◆ RECORDS TO PROCESS
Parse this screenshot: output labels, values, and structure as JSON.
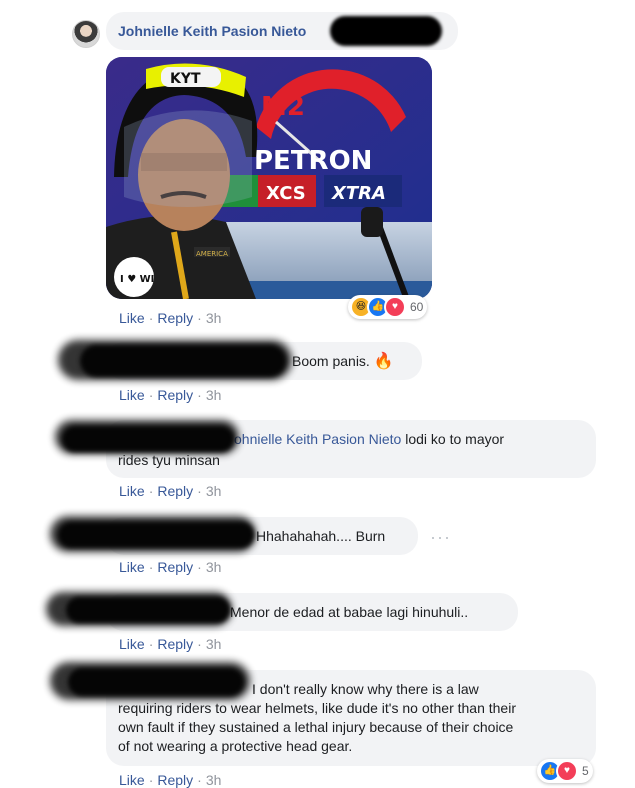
{
  "post": {
    "author_name": "Johnielle Keith Pasion Nieto",
    "reaction_count": "60",
    "photo_texts": {
      "helmet_brand": "KYT",
      "sign_m2": "M2",
      "sign_petron": "PETRON",
      "sign_xcs": "XCS",
      "sign_xtra": "XTRA",
      "badge_love": "I ♥ WI",
      "patch": "AMERICA"
    },
    "actions": {
      "like": "Like",
      "reply": "Reply",
      "sep": "·",
      "time": "3h"
    }
  },
  "comments": [
    {
      "text": "Boom panis.",
      "emoji": "🔥",
      "actions": {
        "like": "Like",
        "reply": "Reply",
        "time": "3h"
      }
    },
    {
      "mention": "ohnielle Keith Pasion Nieto",
      "text_line1": " lodi ko to mayor",
      "text_line2": "rides tyu minsan",
      "actions": {
        "like": "Like",
        "reply": "Reply",
        "time": "3h"
      }
    },
    {
      "text": "Hhahahahah.... Burn",
      "more": "···",
      "actions": {
        "like": "Like",
        "reply": "Reply",
        "time": "3h"
      }
    },
    {
      "text": "Menor de edad at babae lagi hinuhuli..",
      "actions": {
        "like": "Like",
        "reply": "Reply",
        "time": "3h"
      }
    },
    {
      "line1": "I don't really know why there is a law",
      "line2": "requiring riders to wear helmets, like dude it's no other than their",
      "line3": "own fault if they sustained a lethal injury because of their choice",
      "line4": "of not wearing a protective head gear.",
      "reaction_count": "5",
      "actions": {
        "like": "Like",
        "reply": "Reply",
        "time": "3h"
      }
    }
  ],
  "icons": {
    "haha": "haha-reaction-icon",
    "like": "like-reaction-icon",
    "love": "love-reaction-icon",
    "fire": "fire-emoji"
  },
  "colors": {
    "link": "#385898",
    "bubble": "#f2f3f5",
    "meta": "#90949c",
    "like_blue": "#1877f2",
    "love_red": "#f33e58",
    "haha_yellow": "#f7b125"
  }
}
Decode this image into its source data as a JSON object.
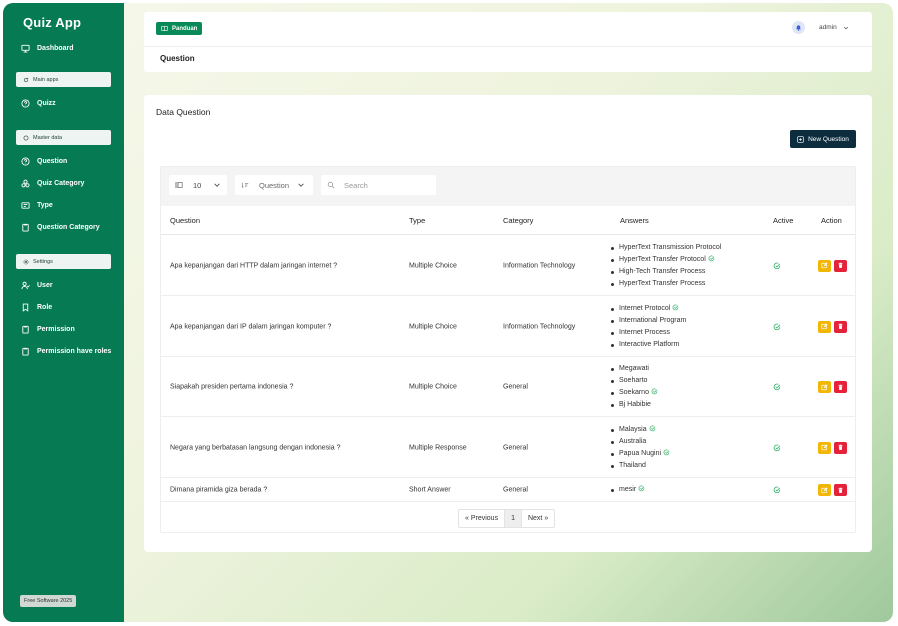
{
  "sidebar": {
    "brand": "Quiz App",
    "items": {
      "dashboard": "Dashboard",
      "main_apps": "Main apps",
      "quizz": "Quizz",
      "master_data": "Master data",
      "question": "Question",
      "quiz_category": "Quiz Category",
      "type": "Type",
      "question_category": "Question Category",
      "settings": "Settings",
      "user": "User",
      "role": "Role",
      "permission": "Permission",
      "permission_have_roles": "Permission have roles"
    },
    "footer": "Free Software 2025"
  },
  "topbar": {
    "guide_label": "Panduan",
    "user_name": "admin",
    "breadcrumb": "Question"
  },
  "card": {
    "title": "Data Question",
    "new_button": "New Question"
  },
  "filters": {
    "page_size": "10",
    "field": "Question",
    "search_placeholder": "Search"
  },
  "table": {
    "headers": {
      "question": "Question",
      "type": "Type",
      "category": "Category",
      "answers": "Answers",
      "active": "Active",
      "action": "Action"
    },
    "rows": [
      {
        "question": "Apa kepanjangan dari HTTP dalam jaringan internet ?",
        "type": "Multiple Choice",
        "category": "Information Technology",
        "answers": [
          {
            "text": "HyperText Transmission Protocol",
            "correct": false
          },
          {
            "text": "HyperText Transfer Protocol",
            "correct": true
          },
          {
            "text": "High-Tech Transfer Process",
            "correct": false
          },
          {
            "text": "HyperText Transfer Process",
            "correct": false
          }
        ]
      },
      {
        "question": "Apa kepanjangan dari IP dalam jaringan komputer ?",
        "type": "Multiple Choice",
        "category": "Information Technology",
        "answers": [
          {
            "text": "Internet Protocol",
            "correct": true
          },
          {
            "text": "International Program",
            "correct": false
          },
          {
            "text": "Internet Process",
            "correct": false
          },
          {
            "text": "Interactive Platform",
            "correct": false
          }
        ]
      },
      {
        "question": "Siapakah presiden pertama indonesia ?",
        "type": "Multiple Choice",
        "category": "General",
        "answers": [
          {
            "text": "Megawati",
            "correct": false
          },
          {
            "text": "Soeharto",
            "correct": false
          },
          {
            "text": "Soekarno",
            "correct": true
          },
          {
            "text": "Bj Habibie",
            "correct": false
          }
        ]
      },
      {
        "question": "Negara yang berbatasan langsung dengan indonesia ?",
        "type": "Multiple Response",
        "category": "General",
        "answers": [
          {
            "text": "Malaysia",
            "correct": true
          },
          {
            "text": "Australia",
            "correct": false
          },
          {
            "text": "Papua Nugini",
            "correct": true
          },
          {
            "text": "Thailand",
            "correct": false
          }
        ]
      },
      {
        "question": "Dimana piramida giza berada ?",
        "type": "Short Answer",
        "category": "General",
        "answers": [
          {
            "text": "mesir",
            "correct": true
          }
        ]
      }
    ]
  },
  "pagination": {
    "previous": "« Previous",
    "current": "1",
    "next": "Next »"
  },
  "colors": {
    "sidebar": "#067a52",
    "accent": "#0b8a59",
    "edit": "#f2b705",
    "delete": "#e4233b",
    "primary_button": "#0d2d3f"
  }
}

◆ TASK BRIEF
Leave out the pictures and give the listing above again exactly.

◆ THE SOLUTION
Parse this screenshot: output labels, values, and structure as JSON.
{
  "post": {
    "author_name": "Johnielle Keith Pasion Nieto",
    "reaction_count": "60",
    "photo_texts": {
      "helmet_brand": "KYT",
      "sign_m2": "M2",
      "sign_petron": "PETRON",
      "sign_xcs": "XCS",
      "sign_xtra": "XTRA",
      "badge_love": "I ♥ WI",
      "patch": "AMERICA"
    },
    "actions": {
      "like": "Like",
      "reply": "Reply",
      "sep": "·",
      "time": "3h"
    }
  },
  "comments": [
    {
      "text": "Boom panis.",
      "emoji": "🔥",
      "actions": {
        "like": "Like",
        "reply": "Reply",
        "time": "3h"
      }
    },
    {
      "mention": "ohnielle Keith Pasion Nieto",
      "text_line1": " lodi ko to mayor",
      "text_line2": "rides tyu minsan",
      "actions": {
        "like": "Like",
        "reply": "Reply",
        "time": "3h"
      }
    },
    {
      "text": "Hhahahahah.... Burn",
      "more": "···",
      "actions": {
        "like": "Like",
        "reply": "Reply",
        "time": "3h"
      }
    },
    {
      "text": "Menor de edad at babae lagi hinuhuli..",
      "actions": {
        "like": "Like",
        "reply": "Reply",
        "time": "3h"
      }
    },
    {
      "line1": "I don't really know why there is a law",
      "line2": "requiring riders to wear helmets, like dude it's no other than their",
      "line3": "own fault if they sustained a lethal injury because of their choice",
      "line4": "of not wearing a protective head gear.",
      "reaction_count": "5",
      "actions": {
        "like": "Like",
        "reply": "Reply",
        "time": "3h"
      }
    }
  ],
  "icons": {
    "haha": "haha-reaction-icon",
    "like": "like-reaction-icon",
    "love": "love-reaction-icon",
    "fire": "fire-emoji"
  },
  "colors": {
    "link": "#385898",
    "bubble": "#f2f3f5",
    "meta": "#90949c",
    "like_blue": "#1877f2",
    "love_red": "#f33e58",
    "haha_yellow": "#f7b125"
  }
}
Decode this image into its source data as a JSON object.
{
  "sidebar": {
    "brand": "Quiz App",
    "items": {
      "dashboard": "Dashboard",
      "main_apps": "Main apps",
      "quizz": "Quizz",
      "master_data": "Master data",
      "question": "Question",
      "quiz_category": "Quiz Category",
      "type": "Type",
      "question_category": "Question Category",
      "settings": "Settings",
      "user": "User",
      "role": "Role",
      "permission": "Permission",
      "permission_have_roles": "Permission have roles"
    },
    "footer": "Free Software 2025"
  },
  "topbar": {
    "guide_label": "Panduan",
    "user_name": "admin",
    "breadcrumb": "Question"
  },
  "card": {
    "title": "Data Question",
    "new_button": "New Question"
  },
  "filters": {
    "page_size": "10",
    "field": "Question",
    "search_placeholder": "Search"
  },
  "table": {
    "headers": {
      "question": "Question",
      "type": "Type",
      "category": "Category",
      "answers": "Answers",
      "active": "Active",
      "action": "Action"
    },
    "rows": [
      {
        "question": "Apa kepanjangan dari HTTP dalam jaringan internet ?",
        "type": "Multiple Choice",
        "category": "Information Technology",
        "answers": [
          {
            "text": "HyperText Transmission Protocol",
            "correct": false
          },
          {
            "text": "HyperText Transfer Protocol",
            "correct": true
          },
          {
            "text": "High-Tech Transfer Process",
            "correct": false
          },
          {
            "text": "HyperText Transfer Process",
            "correct": false
          }
        ]
      },
      {
        "question": "Apa kepanjangan dari IP dalam jaringan komputer ?",
        "type": "Multiple Choice",
        "category": "Information Technology",
        "answers": [
          {
            "text": "Internet Protocol",
            "correct": true
          },
          {
            "text": "International Program",
            "correct": false
          },
          {
            "text": "Internet Process",
            "correct": false
          },
          {
            "text": "Interactive Platform",
            "correct": false
          }
        ]
      },
      {
        "question": "Siapakah presiden pertama indonesia ?",
        "type": "Multiple Choice",
        "category": "General",
        "answers": [
          {
            "text": "Megawati",
            "correct": false
          },
          {
            "text": "Soeharto",
            "correct": false
          },
          {
            "text": "Soekarno",
            "correct": true
          },
          {
            "text": "Bj Habibie",
            "correct": false
          }
        ]
      },
      {
        "question": "Negara yang berbatasan langsung dengan indonesia ?",
        "type": "Multiple Response",
        "category": "General",
        "answers": [
          {
            "text": "Malaysia",
            "correct": true
          },
          {
            "text": "Australia",
            "correct": false
          },
          {
            "text": "Papua Nugini",
            "correct": true
          },
          {
            "text": "Thailand",
            "correct": false
          }
        ]
      },
      {
        "question": "Dimana piramida giza berada ?",
        "type": "Short Answer",
        "category": "General",
        "answers": [
          {
            "text": "mesir",
            "correct": true
          }
        ]
      }
    ]
  },
  "pagination": {
    "previous": "« Previous",
    "current": "1",
    "next": "Next »"
  },
  "colors": {
    "sidebar": "#067a52",
    "accent": "#0b8a59",
    "edit": "#f2b705",
    "delete": "#e4233b",
    "primary_button": "#0d2d3f"
  }
}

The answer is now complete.